▸ Written instruction
Read the records below and copy each line that contains "Allah".

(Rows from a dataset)
• • •
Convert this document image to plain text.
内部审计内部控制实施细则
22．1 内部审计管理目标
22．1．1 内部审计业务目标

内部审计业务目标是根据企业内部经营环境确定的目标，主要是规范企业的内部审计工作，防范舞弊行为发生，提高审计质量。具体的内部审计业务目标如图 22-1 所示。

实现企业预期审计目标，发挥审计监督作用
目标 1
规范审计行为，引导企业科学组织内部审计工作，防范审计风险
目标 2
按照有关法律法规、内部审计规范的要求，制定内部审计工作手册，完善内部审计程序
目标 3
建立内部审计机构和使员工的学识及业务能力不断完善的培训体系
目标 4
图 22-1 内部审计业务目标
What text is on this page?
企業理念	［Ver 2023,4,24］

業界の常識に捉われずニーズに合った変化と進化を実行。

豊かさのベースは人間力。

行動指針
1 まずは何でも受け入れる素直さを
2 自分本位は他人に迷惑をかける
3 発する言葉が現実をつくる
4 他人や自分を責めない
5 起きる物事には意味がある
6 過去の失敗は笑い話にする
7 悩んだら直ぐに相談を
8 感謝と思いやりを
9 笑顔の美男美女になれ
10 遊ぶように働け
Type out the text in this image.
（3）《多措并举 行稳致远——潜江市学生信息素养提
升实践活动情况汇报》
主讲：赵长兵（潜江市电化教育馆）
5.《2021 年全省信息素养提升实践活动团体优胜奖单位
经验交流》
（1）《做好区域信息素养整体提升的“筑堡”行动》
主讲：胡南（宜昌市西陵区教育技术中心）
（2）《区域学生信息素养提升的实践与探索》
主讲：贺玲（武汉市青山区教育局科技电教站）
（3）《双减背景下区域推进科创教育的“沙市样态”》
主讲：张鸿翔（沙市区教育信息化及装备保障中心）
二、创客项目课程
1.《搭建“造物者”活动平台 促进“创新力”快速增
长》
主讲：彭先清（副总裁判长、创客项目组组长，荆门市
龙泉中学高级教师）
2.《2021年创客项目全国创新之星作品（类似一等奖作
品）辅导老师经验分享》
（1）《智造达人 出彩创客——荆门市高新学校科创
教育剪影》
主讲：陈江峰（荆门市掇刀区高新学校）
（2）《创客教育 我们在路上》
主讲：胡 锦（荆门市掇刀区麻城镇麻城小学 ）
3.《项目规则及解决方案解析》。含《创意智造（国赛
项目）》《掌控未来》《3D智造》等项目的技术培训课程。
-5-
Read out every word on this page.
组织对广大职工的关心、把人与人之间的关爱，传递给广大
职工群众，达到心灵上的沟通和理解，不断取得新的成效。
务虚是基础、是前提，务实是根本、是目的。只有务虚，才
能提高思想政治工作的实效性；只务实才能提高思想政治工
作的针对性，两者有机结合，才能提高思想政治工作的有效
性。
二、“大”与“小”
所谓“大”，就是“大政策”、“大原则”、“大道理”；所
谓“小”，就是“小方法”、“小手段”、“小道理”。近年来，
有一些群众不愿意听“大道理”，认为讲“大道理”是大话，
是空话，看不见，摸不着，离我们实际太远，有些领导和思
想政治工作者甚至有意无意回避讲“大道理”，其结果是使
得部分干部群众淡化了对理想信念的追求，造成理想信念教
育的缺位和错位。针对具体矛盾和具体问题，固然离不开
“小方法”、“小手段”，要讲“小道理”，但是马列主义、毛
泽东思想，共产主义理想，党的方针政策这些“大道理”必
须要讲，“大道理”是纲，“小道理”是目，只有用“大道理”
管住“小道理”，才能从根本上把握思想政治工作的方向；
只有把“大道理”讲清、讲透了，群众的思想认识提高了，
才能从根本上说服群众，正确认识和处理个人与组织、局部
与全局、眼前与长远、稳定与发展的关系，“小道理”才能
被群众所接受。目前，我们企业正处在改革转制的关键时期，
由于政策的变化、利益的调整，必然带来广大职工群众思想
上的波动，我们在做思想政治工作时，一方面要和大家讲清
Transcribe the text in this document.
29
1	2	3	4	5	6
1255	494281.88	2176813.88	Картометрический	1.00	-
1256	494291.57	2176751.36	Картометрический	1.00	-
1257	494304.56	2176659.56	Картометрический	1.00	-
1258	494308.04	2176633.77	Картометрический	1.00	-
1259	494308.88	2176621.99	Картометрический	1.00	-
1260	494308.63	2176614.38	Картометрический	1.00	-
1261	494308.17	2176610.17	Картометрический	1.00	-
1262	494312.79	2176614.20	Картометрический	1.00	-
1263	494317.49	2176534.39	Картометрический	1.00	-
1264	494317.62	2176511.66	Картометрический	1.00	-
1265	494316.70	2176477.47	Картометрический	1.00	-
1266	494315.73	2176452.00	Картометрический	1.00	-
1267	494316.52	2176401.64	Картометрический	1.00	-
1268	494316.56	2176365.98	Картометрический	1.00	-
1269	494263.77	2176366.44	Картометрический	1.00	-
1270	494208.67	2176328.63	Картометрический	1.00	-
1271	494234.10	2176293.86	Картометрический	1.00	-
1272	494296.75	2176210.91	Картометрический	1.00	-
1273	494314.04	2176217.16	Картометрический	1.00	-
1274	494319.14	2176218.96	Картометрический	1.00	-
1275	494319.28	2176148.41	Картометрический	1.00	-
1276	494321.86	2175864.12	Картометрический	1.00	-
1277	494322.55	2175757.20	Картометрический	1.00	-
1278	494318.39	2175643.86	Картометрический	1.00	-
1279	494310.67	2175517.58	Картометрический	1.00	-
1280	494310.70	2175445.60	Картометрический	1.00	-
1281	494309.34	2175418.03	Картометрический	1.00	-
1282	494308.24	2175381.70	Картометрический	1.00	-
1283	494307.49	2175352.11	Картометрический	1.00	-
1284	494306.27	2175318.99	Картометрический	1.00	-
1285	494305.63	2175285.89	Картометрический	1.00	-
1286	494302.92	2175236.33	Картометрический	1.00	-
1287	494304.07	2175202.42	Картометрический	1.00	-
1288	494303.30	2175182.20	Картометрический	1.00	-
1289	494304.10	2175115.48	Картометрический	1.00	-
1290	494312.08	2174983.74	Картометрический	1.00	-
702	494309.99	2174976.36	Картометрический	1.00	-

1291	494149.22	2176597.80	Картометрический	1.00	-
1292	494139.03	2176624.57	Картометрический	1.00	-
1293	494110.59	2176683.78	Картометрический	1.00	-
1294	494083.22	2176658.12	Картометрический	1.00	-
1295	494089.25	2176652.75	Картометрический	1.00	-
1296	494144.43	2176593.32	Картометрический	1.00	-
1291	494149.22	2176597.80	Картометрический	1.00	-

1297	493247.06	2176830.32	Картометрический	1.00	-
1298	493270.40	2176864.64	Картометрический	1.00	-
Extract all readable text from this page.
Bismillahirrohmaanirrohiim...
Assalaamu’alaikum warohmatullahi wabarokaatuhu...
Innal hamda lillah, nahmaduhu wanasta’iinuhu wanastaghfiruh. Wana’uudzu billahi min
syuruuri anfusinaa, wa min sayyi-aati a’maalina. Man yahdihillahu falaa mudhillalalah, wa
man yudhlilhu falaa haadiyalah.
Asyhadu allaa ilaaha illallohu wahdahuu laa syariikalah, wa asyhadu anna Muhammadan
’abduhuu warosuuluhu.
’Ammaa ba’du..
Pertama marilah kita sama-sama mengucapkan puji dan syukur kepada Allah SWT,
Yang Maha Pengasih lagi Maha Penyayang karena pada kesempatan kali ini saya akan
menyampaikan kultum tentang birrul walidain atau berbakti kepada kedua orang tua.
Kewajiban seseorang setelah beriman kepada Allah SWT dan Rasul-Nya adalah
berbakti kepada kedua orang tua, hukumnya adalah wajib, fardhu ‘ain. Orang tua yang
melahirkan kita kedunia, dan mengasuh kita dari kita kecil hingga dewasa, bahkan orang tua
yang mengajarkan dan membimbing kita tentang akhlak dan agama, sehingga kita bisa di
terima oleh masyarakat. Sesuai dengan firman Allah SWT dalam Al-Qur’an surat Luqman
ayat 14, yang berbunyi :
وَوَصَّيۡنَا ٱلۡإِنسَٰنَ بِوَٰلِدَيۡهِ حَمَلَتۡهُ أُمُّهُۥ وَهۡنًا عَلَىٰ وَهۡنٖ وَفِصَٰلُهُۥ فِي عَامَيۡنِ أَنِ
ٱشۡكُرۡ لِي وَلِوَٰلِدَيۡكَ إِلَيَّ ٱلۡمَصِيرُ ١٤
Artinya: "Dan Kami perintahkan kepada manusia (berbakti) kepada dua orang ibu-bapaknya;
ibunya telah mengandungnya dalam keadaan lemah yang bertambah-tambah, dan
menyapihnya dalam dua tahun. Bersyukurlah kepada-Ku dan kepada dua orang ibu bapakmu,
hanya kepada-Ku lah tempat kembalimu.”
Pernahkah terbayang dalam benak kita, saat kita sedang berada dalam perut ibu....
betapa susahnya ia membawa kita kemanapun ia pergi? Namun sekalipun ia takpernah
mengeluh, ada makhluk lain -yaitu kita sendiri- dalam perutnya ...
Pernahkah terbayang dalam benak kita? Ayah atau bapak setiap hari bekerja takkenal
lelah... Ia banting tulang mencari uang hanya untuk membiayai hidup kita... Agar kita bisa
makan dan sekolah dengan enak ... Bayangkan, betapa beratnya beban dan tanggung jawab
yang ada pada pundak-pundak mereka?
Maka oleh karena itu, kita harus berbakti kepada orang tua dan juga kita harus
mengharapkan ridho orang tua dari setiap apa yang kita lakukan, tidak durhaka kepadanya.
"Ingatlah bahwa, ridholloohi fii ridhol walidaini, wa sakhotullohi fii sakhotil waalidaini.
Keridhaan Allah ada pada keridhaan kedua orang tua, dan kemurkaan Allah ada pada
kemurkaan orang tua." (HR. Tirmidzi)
• • •
▸ Result of the exercise
Pertama marilah kita sama-sama mengucapkan puji dan syukur kepada Allah SWT,
Kewajiban seseorang setelah beriman kepada Allah SWT dan Rasul-Nya adalah
terima oleh masyarakat. Sesuai dengan firman Allah SWT dalam Al-Qur’an surat Luqman
Keridhaan Allah ada pada keridhaan kedua orang tua, dan kemurkaan Allah ada pada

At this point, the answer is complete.